◆ **What to work on**
Leave out the pictures; transcribe all else exactly.

··· Exercise input ···

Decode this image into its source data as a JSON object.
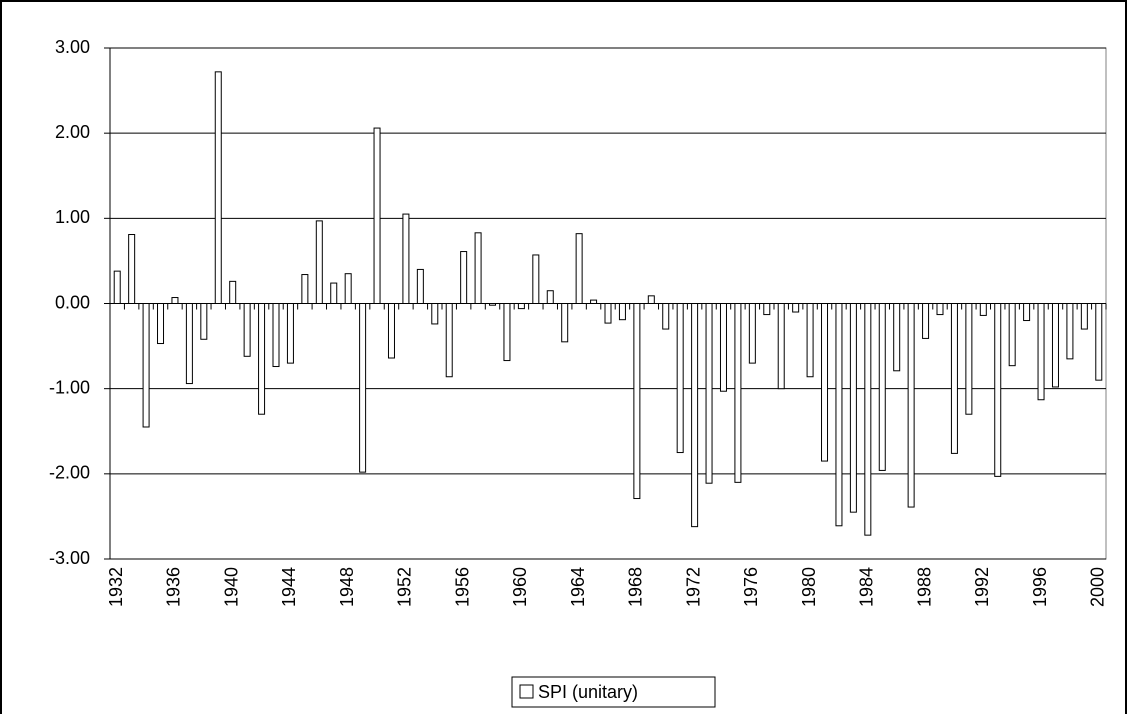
{
  "chart_data": {
    "type": "bar",
    "categories": [
      "1932",
      null,
      null,
      null,
      "1936",
      null,
      null,
      null,
      "1940",
      null,
      null,
      null,
      "1944",
      null,
      null,
      null,
      "1948",
      null,
      null,
      null,
      "1952",
      null,
      null,
      null,
      "1956",
      null,
      null,
      null,
      "1960",
      null,
      null,
      null,
      "1964",
      null,
      null,
      null,
      "1968",
      null,
      null,
      null,
      "1972",
      null,
      null,
      null,
      "1976",
      null,
      null,
      null,
      "1980",
      null,
      null,
      null,
      "1984",
      null,
      null,
      null,
      "1988",
      null,
      null,
      null,
      "1992",
      null,
      null,
      null,
      "1996",
      null,
      null,
      null,
      "2000"
    ],
    "series": [
      {
        "name": "SPI (unitary)",
        "color": "#ffffff",
        "values": [
          0.38,
          0.81,
          -1.45,
          -0.47,
          0.07,
          -0.94,
          -0.42,
          2.72,
          0.26,
          -0.62,
          -1.3,
          -0.74,
          -0.7,
          0.34,
          0.97,
          0.24,
          0.35,
          -1.98,
          2.06,
          -0.64,
          1.05,
          0.4,
          -0.24,
          -0.86,
          0.61,
          0.83,
          -0.02,
          -0.67,
          -0.06,
          0.57,
          0.15,
          -0.45,
          0.82,
          0.04,
          -0.23,
          -0.19,
          -2.29,
          0.09,
          -0.3,
          -1.75,
          -2.62,
          -2.11,
          -1.03,
          -2.1,
          -0.7,
          -0.13,
          -1.0,
          -0.1,
          -0.86,
          -1.85,
          -2.61,
          -2.45,
          -2.72,
          -1.96,
          -0.79,
          -2.39,
          -0.41,
          -0.13,
          -1.76,
          -1.3,
          -0.14,
          -2.03,
          -0.73,
          -0.2,
          -1.13,
          -0.98,
          -0.65,
          -0.3,
          -0.9
        ]
      }
    ],
    "ylim": [
      -3,
      3
    ],
    "yticks": [
      {
        "value": -3,
        "label": "-3.00"
      },
      {
        "value": -2,
        "label": "-2.00"
      },
      {
        "value": -1,
        "label": "-1.00"
      },
      {
        "value": 0,
        "label": "0.00"
      },
      {
        "value": 1,
        "label": "1.00"
      },
      {
        "value": 2,
        "label": "2.00"
      },
      {
        "value": 3,
        "label": "3.00"
      }
    ],
    "grid": true,
    "legend": "bottom"
  }
}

···

◆ **Response**
Decode this image into its source data as a JSON object.
{
  "chart_data": {
    "type": "bar",
    "categories": [
      "1932",
      null,
      null,
      null,
      "1936",
      null,
      null,
      null,
      "1940",
      null,
      null,
      null,
      "1944",
      null,
      null,
      null,
      "1948",
      null,
      null,
      null,
      "1952",
      null,
      null,
      null,
      "1956",
      null,
      null,
      null,
      "1960",
      null,
      null,
      null,
      "1964",
      null,
      null,
      null,
      "1968",
      null,
      null,
      null,
      "1972",
      null,
      null,
      null,
      "1976",
      null,
      null,
      null,
      "1980",
      null,
      null,
      null,
      "1984",
      null,
      null,
      null,
      "1988",
      null,
      null,
      null,
      "1992",
      null,
      null,
      null,
      "1996",
      null,
      null,
      null,
      "2000"
    ],
    "series": [
      {
        "name": "SPI (unitary)",
        "color": "#ffffff",
        "values": [
          0.38,
          0.81,
          -1.45,
          -0.47,
          0.07,
          -0.94,
          -0.42,
          2.72,
          0.26,
          -0.62,
          -1.3,
          -0.74,
          -0.7,
          0.34,
          0.97,
          0.24,
          0.35,
          -1.98,
          2.06,
          -0.64,
          1.05,
          0.4,
          -0.24,
          -0.86,
          0.61,
          0.83,
          -0.02,
          -0.67,
          -0.06,
          0.57,
          0.15,
          -0.45,
          0.82,
          0.04,
          -0.23,
          -0.19,
          -2.29,
          0.09,
          -0.3,
          -1.75,
          -2.62,
          -2.11,
          -1.03,
          -2.1,
          -0.7,
          -0.13,
          -1.0,
          -0.1,
          -0.86,
          -1.85,
          -2.61,
          -2.45,
          -2.72,
          -1.96,
          -0.79,
          -2.39,
          -0.41,
          -0.13,
          -1.76,
          -1.3,
          -0.14,
          -2.03,
          -0.73,
          -0.2,
          -1.13,
          -0.98,
          -0.65,
          -0.3,
          -0.9
        ]
      }
    ],
    "ylim": [
      -3,
      3
    ],
    "yticks": [
      {
        "value": -3,
        "label": "-3.00"
      },
      {
        "value": -2,
        "label": "-2.00"
      },
      {
        "value": -1,
        "label": "-1.00"
      },
      {
        "value": 0,
        "label": "0.00"
      },
      {
        "value": 1,
        "label": "1.00"
      },
      {
        "value": 2,
        "label": "2.00"
      },
      {
        "value": 3,
        "label": "3.00"
      }
    ],
    "grid": true,
    "legend": "bottom"
  }
}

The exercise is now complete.